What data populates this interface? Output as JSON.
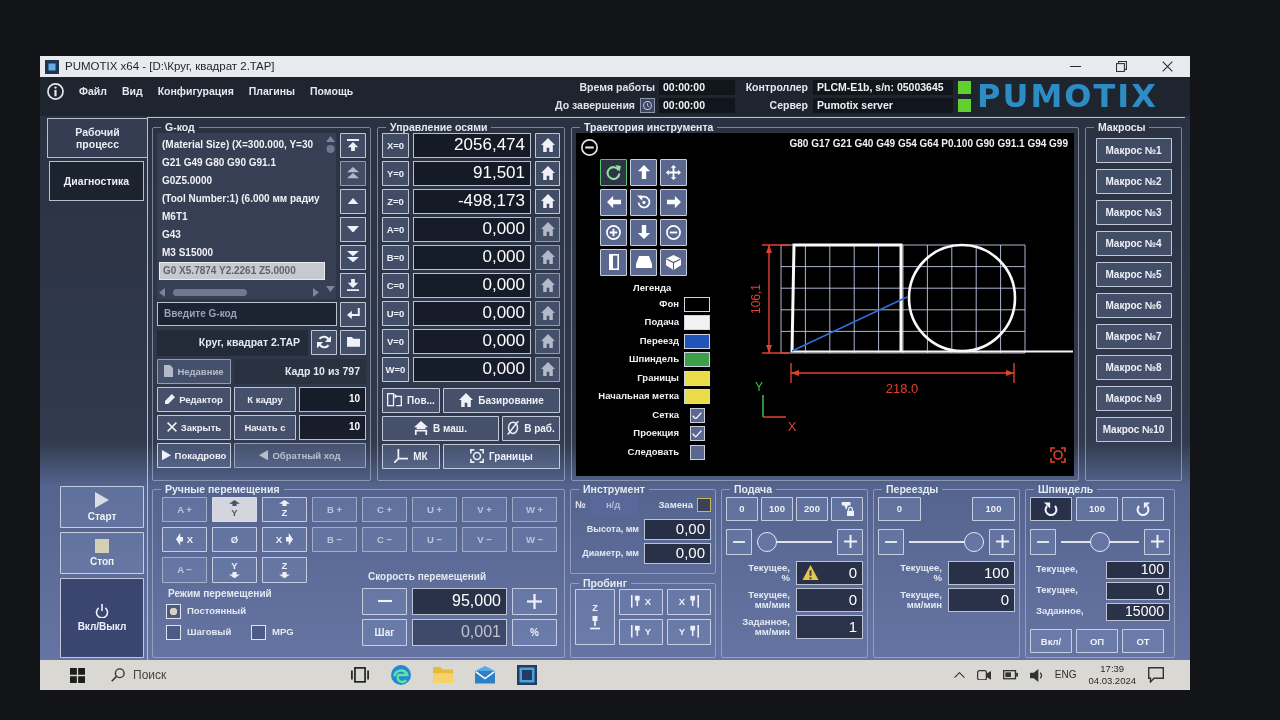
{
  "window": {
    "title": "PUMOTIX x64 - [D:\\Круг, квадрат 2.TAP]"
  },
  "menu": [
    "Файл",
    "Вид",
    "Конфигурация",
    "Плагины",
    "Помощь"
  ],
  "timers": [
    {
      "kind": "plain",
      "label": "Время работы",
      "value": "00:00:00"
    },
    {
      "kind": "clock",
      "label": "До завершения",
      "value": "00:00:00"
    }
  ],
  "connections": [
    {
      "label": "Контроллер",
      "value": "PLCM-E1b, s/n: 05003645",
      "connected": true
    },
    {
      "label": "Сервер",
      "value": "Pumotix server",
      "connected": true
    }
  ],
  "logo": "PUMOTIX",
  "nav": {
    "tabs": [
      {
        "label": "Рабочий процесс",
        "selected": true
      },
      {
        "label": "Диагностика",
        "selected": false
      }
    ],
    "actions": [
      {
        "kind": "start",
        "label": "Старт"
      },
      {
        "kind": "stop",
        "label": "Стоп"
      },
      {
        "kind": "power",
        "label": "Вкл/Выкл"
      }
    ]
  },
  "gcode": {
    "title": "G-код",
    "lines": [
      {
        "text": "(Material Size) (X=300.000, Y=30",
        "selected": false
      },
      {
        "text": "G21 G49 G80 G90 G91.1",
        "selected": false
      },
      {
        "text": "G0Z5.0000",
        "selected": false
      },
      {
        "text": "(Tool Number:1) (6.000 мм радиу",
        "selected": false
      },
      {
        "text": "M6T1",
        "selected": false
      },
      {
        "text": "G43",
        "selected": false
      },
      {
        "text": "M3 S15000",
        "selected": false
      },
      {
        "text": "G0 X5.7874 Y2.2261 Z5.0000",
        "selected": true
      }
    ],
    "nav_buttons": [
      {
        "kind": "first",
        "disabled": false
      },
      {
        "kind": "page-up",
        "disabled": true
      },
      {
        "kind": "up",
        "disabled": false
      },
      {
        "kind": "down",
        "disabled": false
      },
      {
        "kind": "page-down",
        "disabled": false
      },
      {
        "kind": "last",
        "disabled": false
      }
    ],
    "input": {
      "placeholder": "Введите G-код"
    },
    "file": "Круг, квадрат 2.TAP",
    "recent": {
      "label": "Недавние",
      "disabled": true
    },
    "frame": "Кадр 10 из 797",
    "editor": "Редактор",
    "goto": {
      "label": "К кадру",
      "value": "10"
    },
    "close": "Закрыть",
    "start_from": {
      "label": "Начать с",
      "value": "10"
    },
    "single_block": "Покадрово",
    "reverse": {
      "label": "Обратный ход",
      "disabled": true
    }
  },
  "axes": {
    "title": "Управление осями",
    "rows": [
      {
        "label": "X=0",
        "value": "2056,474",
        "disabled": false
      },
      {
        "label": "Y=0",
        "value": "91,501",
        "disabled": false
      },
      {
        "label": "Z=0",
        "value": "-498,173",
        "disabled": false
      },
      {
        "label": "A=0",
        "value": "0,000",
        "disabled": true
      },
      {
        "label": "B=0",
        "value": "0,000",
        "disabled": true
      },
      {
        "label": "C=0",
        "value": "0,000",
        "disabled": true
      },
      {
        "label": "U=0",
        "value": "0,000",
        "disabled": true
      },
      {
        "label": "V=0",
        "value": "0,000",
        "disabled": true
      },
      {
        "label": "W=0",
        "value": "0,000",
        "disabled": true
      }
    ],
    "actions": [
      {
        "kind": "rotate",
        "label": "Пов..."
      },
      {
        "kind": "home",
        "label": "Базирование"
      },
      {
        "kind": "machine",
        "label": "В маш."
      },
      {
        "kind": "zero",
        "label": "В раб."
      },
      {
        "kind": "axes",
        "label": "МК"
      },
      {
        "kind": "limits",
        "label": "Границы"
      }
    ]
  },
  "trajectory": {
    "title": "Траектория инструмента",
    "modal": "G80 G17 G21 G40 G49 G54 G64 P0.100 G90 G91.1 G94 G99",
    "view_buttons": [
      {
        "kind": "rotate",
        "selected": true
      },
      {
        "kind": "up",
        "selected": false
      },
      {
        "kind": "pan",
        "selected": false
      },
      {
        "kind": "left",
        "selected": false
      },
      {
        "kind": "reset",
        "selected": false
      },
      {
        "kind": "right",
        "selected": false
      },
      {
        "kind": "zoom-in",
        "selected": false
      },
      {
        "kind": "down",
        "selected": false
      },
      {
        "kind": "zoom-out",
        "selected": false
      },
      {
        "kind": "side",
        "selected": false
      },
      {
        "kind": "front",
        "selected": false
      },
      {
        "kind": "iso",
        "selected": false
      }
    ],
    "legend": {
      "title": "Легенда",
      "items": [
        {
          "label": "Фон",
          "color": "#000000"
        },
        {
          "label": "Подача",
          "color": "#f2f2f2"
        },
        {
          "label": "Переезд",
          "color": "#1f55b8"
        },
        {
          "label": "Шпиндель",
          "color": "#3f9e48"
        },
        {
          "label": "Границы",
          "color": "#e9dc48"
        },
        {
          "label": "Начальная метка",
          "color": "#e9dc48"
        }
      ],
      "options": [
        {
          "label": "Сетка",
          "checked": true
        },
        {
          "label": "Проекция",
          "checked": true
        },
        {
          "label": "Следовать",
          "checked": false
        }
      ]
    },
    "height_dim": "106,1",
    "width_dim": "218.0",
    "axis_y": "Y",
    "axis_x": "X"
  },
  "macros": {
    "title": "Макросы",
    "items": [
      "Макрос №1",
      "Макрос №2",
      "Макрос №3",
      "Макрос №4",
      "Макрос №5",
      "Макрос №6",
      "Макрос №7",
      "Макрос №8",
      "Макрос №9",
      "Макрос №10"
    ]
  },
  "jog": {
    "title": "Ручные перемещения",
    "buttons": [
      {
        "label": "A +",
        "kind": "plain",
        "disabled": true,
        "selected": false
      },
      {
        "label": "Y",
        "kind": "up",
        "disabled": false,
        "selected": true
      },
      {
        "label": "Z",
        "kind": "up",
        "disabled": false,
        "selected": false
      },
      {
        "label": "B +",
        "kind": "plain",
        "disabled": true,
        "selected": false
      },
      {
        "label": "C +",
        "kind": "plain",
        "disabled": true,
        "selected": false
      },
      {
        "label": "U +",
        "kind": "plain",
        "disabled": true,
        "selected": false
      },
      {
        "label": "V +",
        "kind": "plain",
        "disabled": true,
        "selected": false
      },
      {
        "label": "W +",
        "kind": "plain",
        "disabled": true,
        "selected": false
      },
      {
        "label": "X",
        "kind": "left",
        "disabled": false,
        "selected": false
      },
      {
        "label": "Ø",
        "kind": "plain",
        "disabled": false,
        "selected": false
      },
      {
        "label": "X",
        "kind": "right",
        "disabled": false,
        "selected": false
      },
      {
        "label": "B −",
        "kind": "plain",
        "disabled": true,
        "selected": false
      },
      {
        "label": "C −",
        "kind": "plain",
        "disabled": true,
        "selected": false
      },
      {
        "label": "U −",
        "kind": "plain",
        "disabled": true,
        "selected": false
      },
      {
        "label": "V −",
        "kind": "plain",
        "disabled": true,
        "selected": false
      },
      {
        "label": "W −",
        "kind": "plain",
        "disabled": true,
        "selected": false
      },
      {
        "label": "A −",
        "kind": "plain",
        "disabled": true,
        "selected": false
      },
      {
        "label": "Y",
        "kind": "down",
        "disabled": false,
        "selected": false
      },
      {
        "label": "Z",
        "kind": "down",
        "disabled": false,
        "selected": false
      }
    ],
    "mode": {
      "title": "Режим перемещений",
      "options": [
        {
          "label": "Постоянный",
          "checked": true
        },
        {
          "label": "Шаговый",
          "checked": false
        },
        {
          "label": "MPG",
          "checked": false
        }
      ]
    },
    "speed": {
      "title": "Скорость перемещений",
      "value": "95,000",
      "step_label": "Шаг",
      "step": {
        "value": "0,001",
        "disabled": true
      },
      "percent": "%"
    }
  },
  "tool": {
    "title": "Инструмент",
    "number_label": "№",
    "number": "н/д",
    "change": {
      "label": "Замена",
      "checked": false
    },
    "fields": [
      {
        "label": "Высота, мм",
        "value": "0,00"
      },
      {
        "label": "Диаметр, мм",
        "value": "0,00"
      }
    ]
  },
  "probing": {
    "title": "Пробинг",
    "buttons": [
      {
        "kind": "z",
        "label": "Z"
      },
      {
        "kind": "minus",
        "label": "X"
      },
      {
        "kind": "plus",
        "label": "X"
      },
      {
        "kind": "minus",
        "label": "Y"
      },
      {
        "kind": "plus",
        "label": "Y"
      }
    ]
  },
  "feed": {
    "title": "Подача",
    "presets": [
      "0",
      "100",
      "200"
    ],
    "level": 0,
    "readings": [
      {
        "label": "Текущее, %",
        "value": "0",
        "warning": true
      },
      {
        "label": "Текущее, мм/мин",
        "value": "0",
        "warning": false
      },
      {
        "label": "Заданное, мм/мин",
        "value": "1",
        "warning": false
      }
    ]
  },
  "rapid": {
    "title": "Переезды",
    "presets": [
      "0",
      "100"
    ],
    "level": 1,
    "readings": [
      {
        "label": "Текущее, %",
        "value": "100",
        "warning": false
      },
      {
        "label": "Текущее, мм/мин",
        "value": "0",
        "warning": false
      }
    ]
  },
  "spindle": {
    "title": "Шпиндель",
    "directions": [
      {
        "kind": "cw",
        "selected": true
      },
      {
        "kind": "ccw",
        "selected": false
      }
    ],
    "preset": "100",
    "level": 0.5,
    "readings": [
      {
        "label": "Текущее,",
        "value": "100"
      },
      {
        "label": "Текущее,",
        "value": "0"
      },
      {
        "label": "Заданное,",
        "value": "15000"
      }
    ],
    "buttons": [
      "Вкл/",
      "ОП",
      "ОТ"
    ]
  },
  "taskbar": {
    "search": {
      "placeholder": "Поиск"
    },
    "language": "ENG",
    "time": "17:39",
    "date": "04.03.2024"
  }
}
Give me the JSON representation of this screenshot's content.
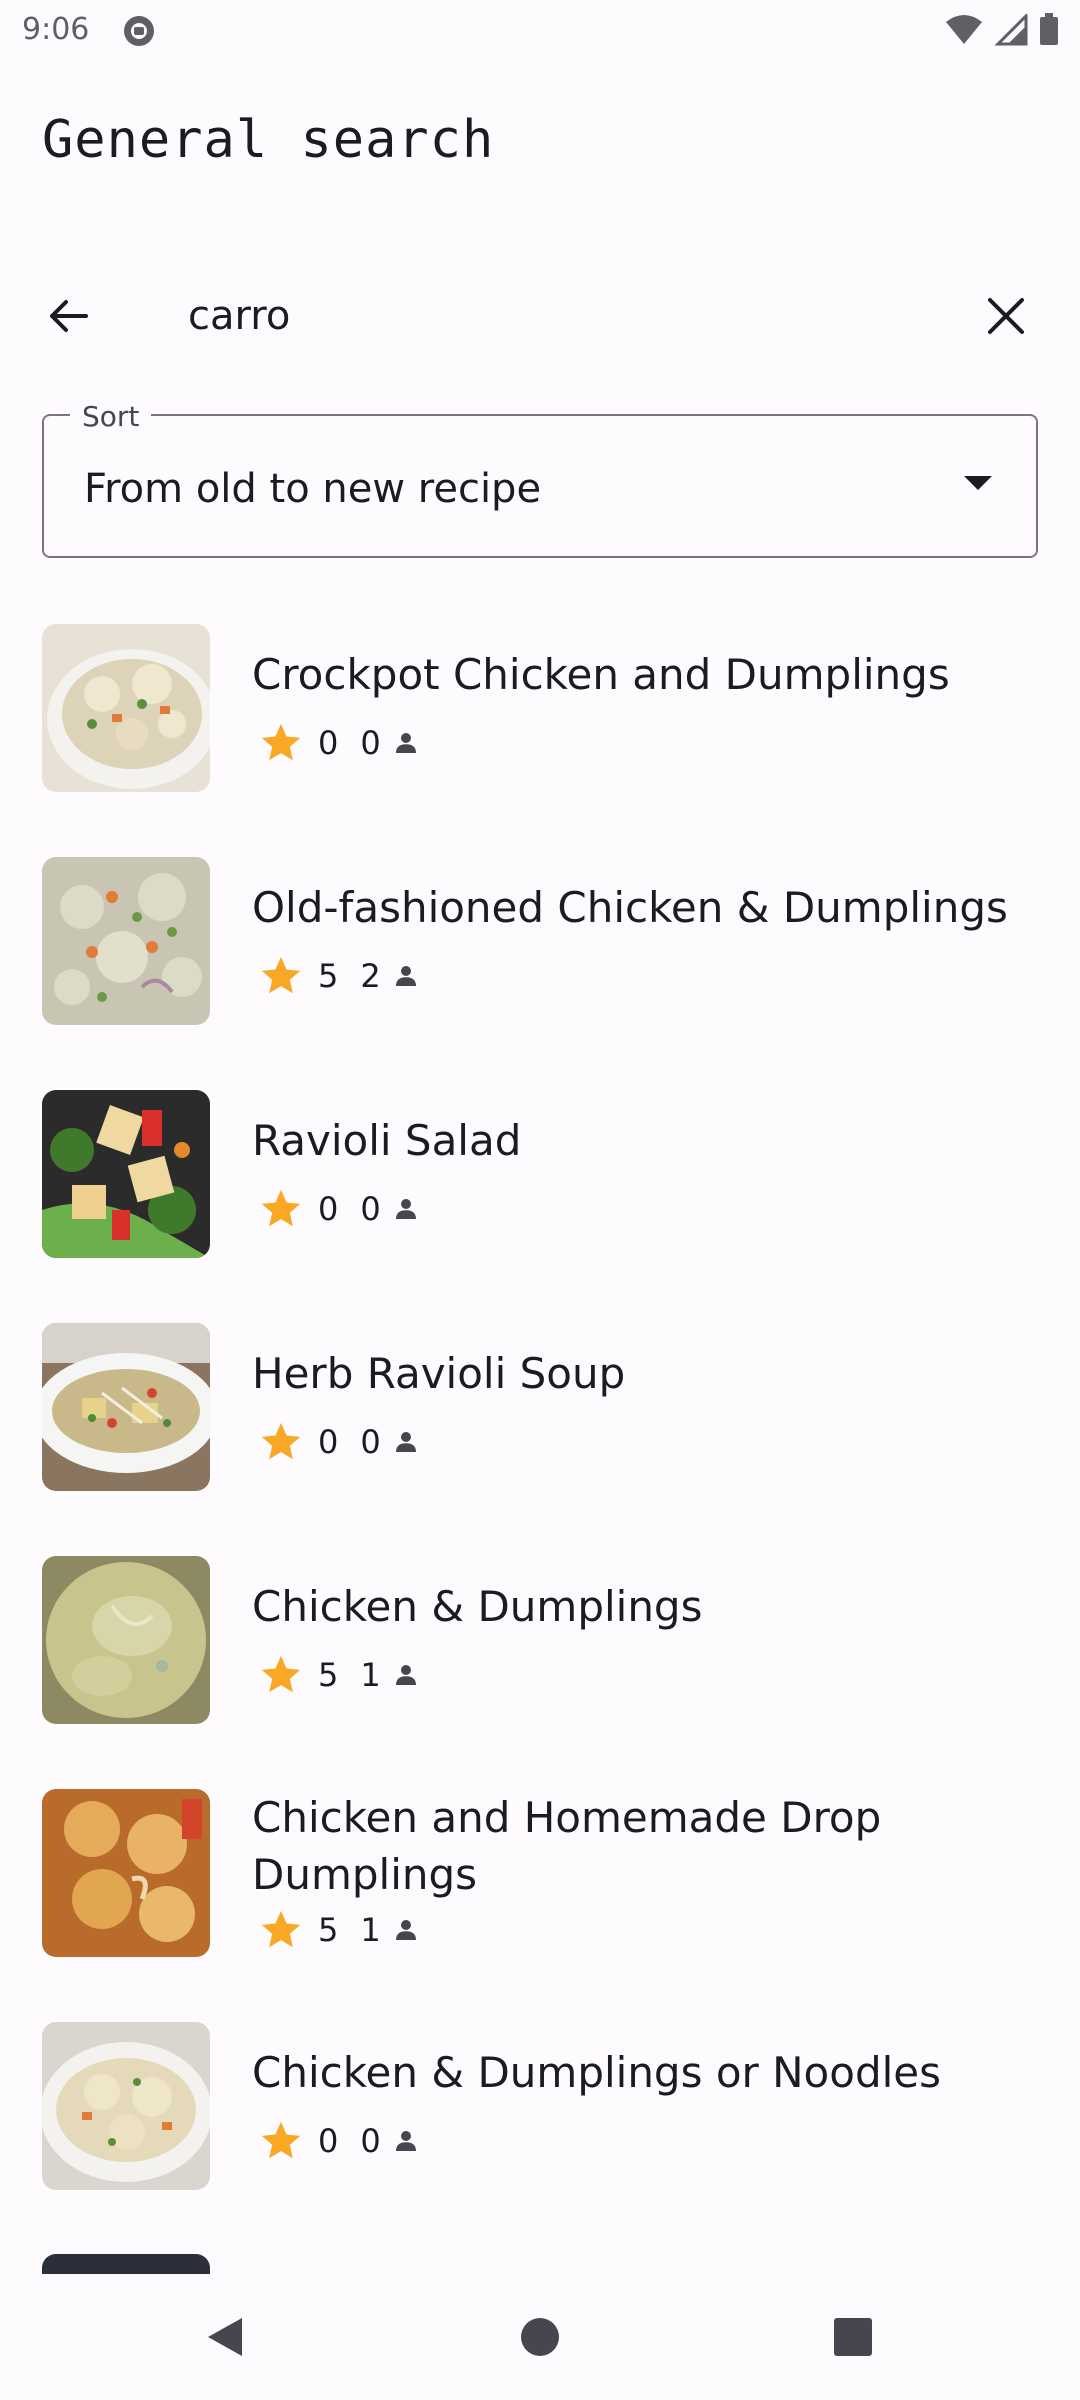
{
  "status_bar": {
    "time": "9:06",
    "icons": [
      "notification-icon",
      "wifi-icon",
      "signal-icon",
      "battery-icon"
    ]
  },
  "header": {
    "title": "General search"
  },
  "search": {
    "value": "carro",
    "back_icon": "arrow-left-icon",
    "clear_icon": "close-icon"
  },
  "sort": {
    "label": "Sort",
    "value": "From old to new recipe",
    "dropdown_icon": "dropdown-arrow-icon"
  },
  "colors": {
    "star": "#f9a825",
    "text": "#1c1b1f",
    "outline": "#79747e"
  },
  "recipes": [
    {
      "title": "Crockpot Chicken and Dumplings",
      "rating": "0",
      "reviews": "0"
    },
    {
      "title": "Old-fashioned Chicken & Dumplings",
      "rating": "5",
      "reviews": "2"
    },
    {
      "title": "Ravioli Salad",
      "rating": "0",
      "reviews": "0"
    },
    {
      "title": "Herb Ravioli Soup",
      "rating": "0",
      "reviews": "0"
    },
    {
      "title": "Chicken & Dumplings",
      "rating": "5",
      "reviews": "1"
    },
    {
      "title": "Chicken and Homemade Drop Dumplings",
      "rating": "5",
      "reviews": "1"
    },
    {
      "title": "Chicken & Dumplings or Noodles",
      "rating": "0",
      "reviews": "0"
    }
  ],
  "nav": {
    "icons": [
      "back-triangle-icon",
      "home-circle-icon",
      "recents-square-icon"
    ]
  }
}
= = =
What to produce:
Exclude the pictures, and output exactly the lines from the one with "Give me the" through the last line of the records, both included.

Written solution:
Give me the JSON representation of this screenshot's content.
{
  "status_bar": {
    "time": "9:06",
    "icons": [
      "notification-icon",
      "wifi-icon",
      "signal-icon",
      "battery-icon"
    ]
  },
  "header": {
    "title": "General search"
  },
  "search": {
    "value": "carro",
    "back_icon": "arrow-left-icon",
    "clear_icon": "close-icon"
  },
  "sort": {
    "label": "Sort",
    "value": "From old to new recipe",
    "dropdown_icon": "dropdown-arrow-icon"
  },
  "colors": {
    "star": "#f9a825",
    "text": "#1c1b1f",
    "outline": "#79747e"
  },
  "recipes": [
    {
      "title": "Crockpot Chicken and Dumplings",
      "rating": "0",
      "reviews": "0"
    },
    {
      "title": "Old-fashioned Chicken & Dumplings",
      "rating": "5",
      "reviews": "2"
    },
    {
      "title": "Ravioli Salad",
      "rating": "0",
      "reviews": "0"
    },
    {
      "title": "Herb Ravioli Soup",
      "rating": "0",
      "reviews": "0"
    },
    {
      "title": "Chicken & Dumplings",
      "rating": "5",
      "reviews": "1"
    },
    {
      "title": "Chicken and Homemade Drop Dumplings",
      "rating": "5",
      "reviews": "1"
    },
    {
      "title": "Chicken & Dumplings or Noodles",
      "rating": "0",
      "reviews": "0"
    }
  ],
  "nav": {
    "icons": [
      "back-triangle-icon",
      "home-circle-icon",
      "recents-square-icon"
    ]
  }
}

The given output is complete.